Given problem: Set all the material down again unchanged, without the pictures.

Data rows:
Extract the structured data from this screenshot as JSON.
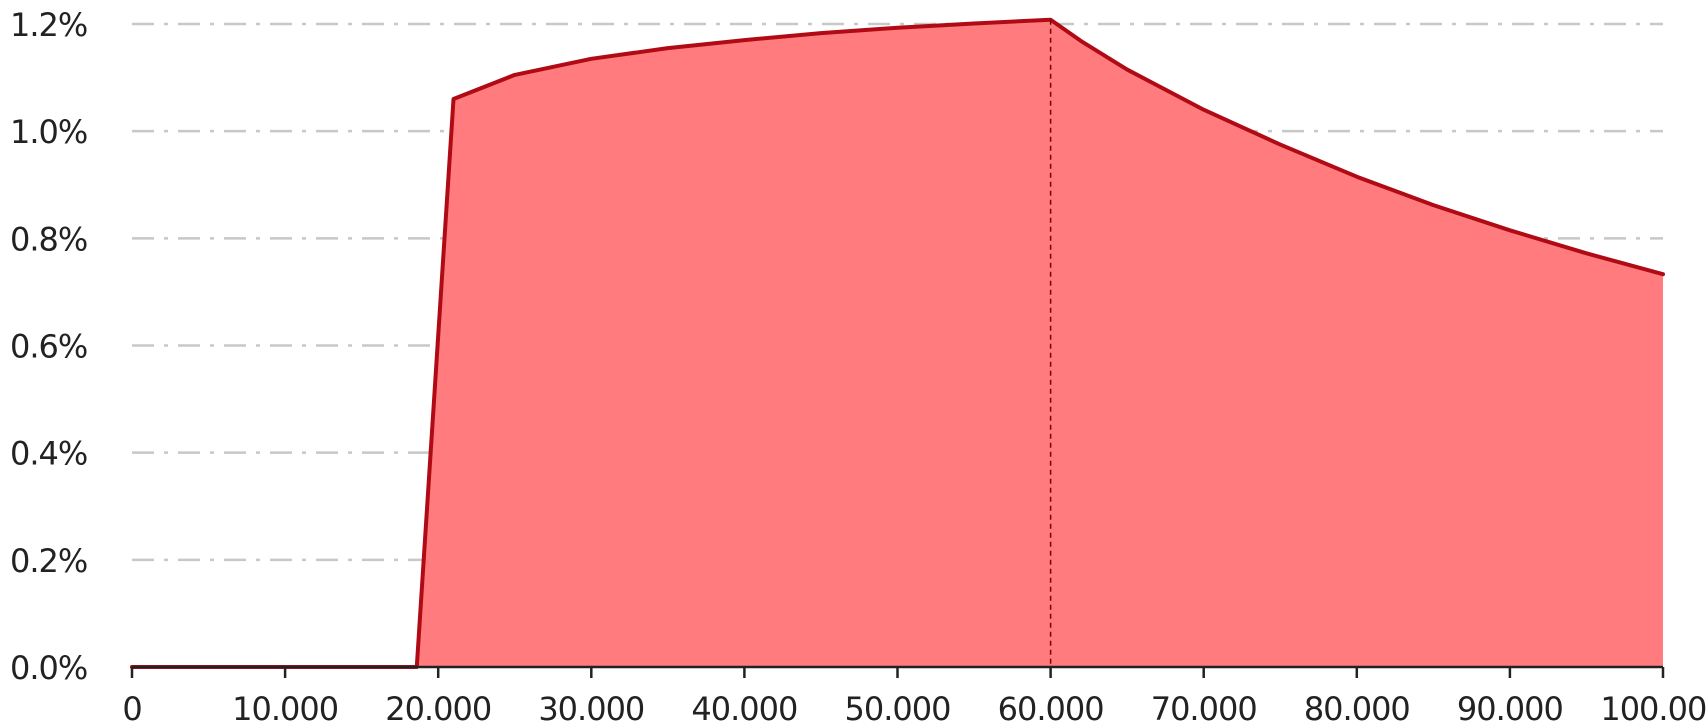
{
  "chart_data": {
    "type": "area",
    "title": "",
    "xlabel": "",
    "ylabel": "",
    "xlim": [
      0,
      100000
    ],
    "ylim": [
      0,
      1.2
    ],
    "grid": true,
    "legend": "none",
    "x_ticks": [
      {
        "value": 0,
        "label": "0"
      },
      {
        "value": 10000,
        "label": "10.000"
      },
      {
        "value": 20000,
        "label": "20.000"
      },
      {
        "value": 30000,
        "label": "30.000"
      },
      {
        "value": 40000,
        "label": "40.000"
      },
      {
        "value": 50000,
        "label": "50.000"
      },
      {
        "value": 60000,
        "label": "60.000"
      },
      {
        "value": 70000,
        "label": "70.000"
      },
      {
        "value": 80000,
        "label": "80.000"
      },
      {
        "value": 90000,
        "label": "90.000"
      },
      {
        "value": 100000,
        "label": "100.000"
      }
    ],
    "y_ticks": [
      {
        "value": 0.0,
        "label": "0.0%"
      },
      {
        "value": 0.2,
        "label": "0.2%"
      },
      {
        "value": 0.4,
        "label": "0.4%"
      },
      {
        "value": 0.6,
        "label": "0.6%"
      },
      {
        "value": 0.8,
        "label": "0.8%"
      },
      {
        "value": 1.0,
        "label": "1.0%"
      },
      {
        "value": 1.2,
        "label": "1.2%"
      }
    ],
    "series": [
      {
        "x": [
          0,
          18600,
          21000,
          25000,
          30000,
          35000,
          40000,
          45000,
          50000,
          55000,
          60000,
          62000,
          65000,
          70000,
          75000,
          80000,
          85000,
          90000,
          95000,
          100000
        ],
        "y": [
          0.0,
          0.0,
          1.06,
          1.105,
          1.135,
          1.155,
          1.17,
          1.183,
          1.193,
          1.201,
          1.208,
          1.168,
          1.115,
          1.04,
          0.975,
          0.915,
          0.862,
          0.815,
          0.772,
          0.733
        ]
      }
    ],
    "reference_line_x": 60000,
    "colors": {
      "fill": "#ff7b7e",
      "line": "#b00a14",
      "grid": "#c8c8c8",
      "reference": "#7a0000"
    }
  }
}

Problem solution:
Extract the structured data from this screenshot as JSON.
{
  "chart_data": {
    "type": "area",
    "title": "",
    "xlabel": "",
    "ylabel": "",
    "xlim": [
      0,
      100000
    ],
    "ylim": [
      0,
      1.2
    ],
    "grid": true,
    "legend": "none",
    "x_ticks": [
      {
        "value": 0,
        "label": "0"
      },
      {
        "value": 10000,
        "label": "10.000"
      },
      {
        "value": 20000,
        "label": "20.000"
      },
      {
        "value": 30000,
        "label": "30.000"
      },
      {
        "value": 40000,
        "label": "40.000"
      },
      {
        "value": 50000,
        "label": "50.000"
      },
      {
        "value": 60000,
        "label": "60.000"
      },
      {
        "value": 70000,
        "label": "70.000"
      },
      {
        "value": 80000,
        "label": "80.000"
      },
      {
        "value": 90000,
        "label": "90.000"
      },
      {
        "value": 100000,
        "label": "100.000"
      }
    ],
    "y_ticks": [
      {
        "value": 0.0,
        "label": "0.0%"
      },
      {
        "value": 0.2,
        "label": "0.2%"
      },
      {
        "value": 0.4,
        "label": "0.4%"
      },
      {
        "value": 0.6,
        "label": "0.6%"
      },
      {
        "value": 0.8,
        "label": "0.8%"
      },
      {
        "value": 1.0,
        "label": "1.0%"
      },
      {
        "value": 1.2,
        "label": "1.2%"
      }
    ],
    "series": [
      {
        "x": [
          0,
          18600,
          21000,
          25000,
          30000,
          35000,
          40000,
          45000,
          50000,
          55000,
          60000,
          62000,
          65000,
          70000,
          75000,
          80000,
          85000,
          90000,
          95000,
          100000
        ],
        "y": [
          0.0,
          0.0,
          1.06,
          1.105,
          1.135,
          1.155,
          1.17,
          1.183,
          1.193,
          1.201,
          1.208,
          1.168,
          1.115,
          1.04,
          0.975,
          0.915,
          0.862,
          0.815,
          0.772,
          0.733
        ]
      }
    ],
    "reference_line_x": 60000,
    "colors": {
      "fill": "#ff7b7e",
      "line": "#b00a14",
      "grid": "#c8c8c8",
      "reference": "#7a0000"
    }
  }
}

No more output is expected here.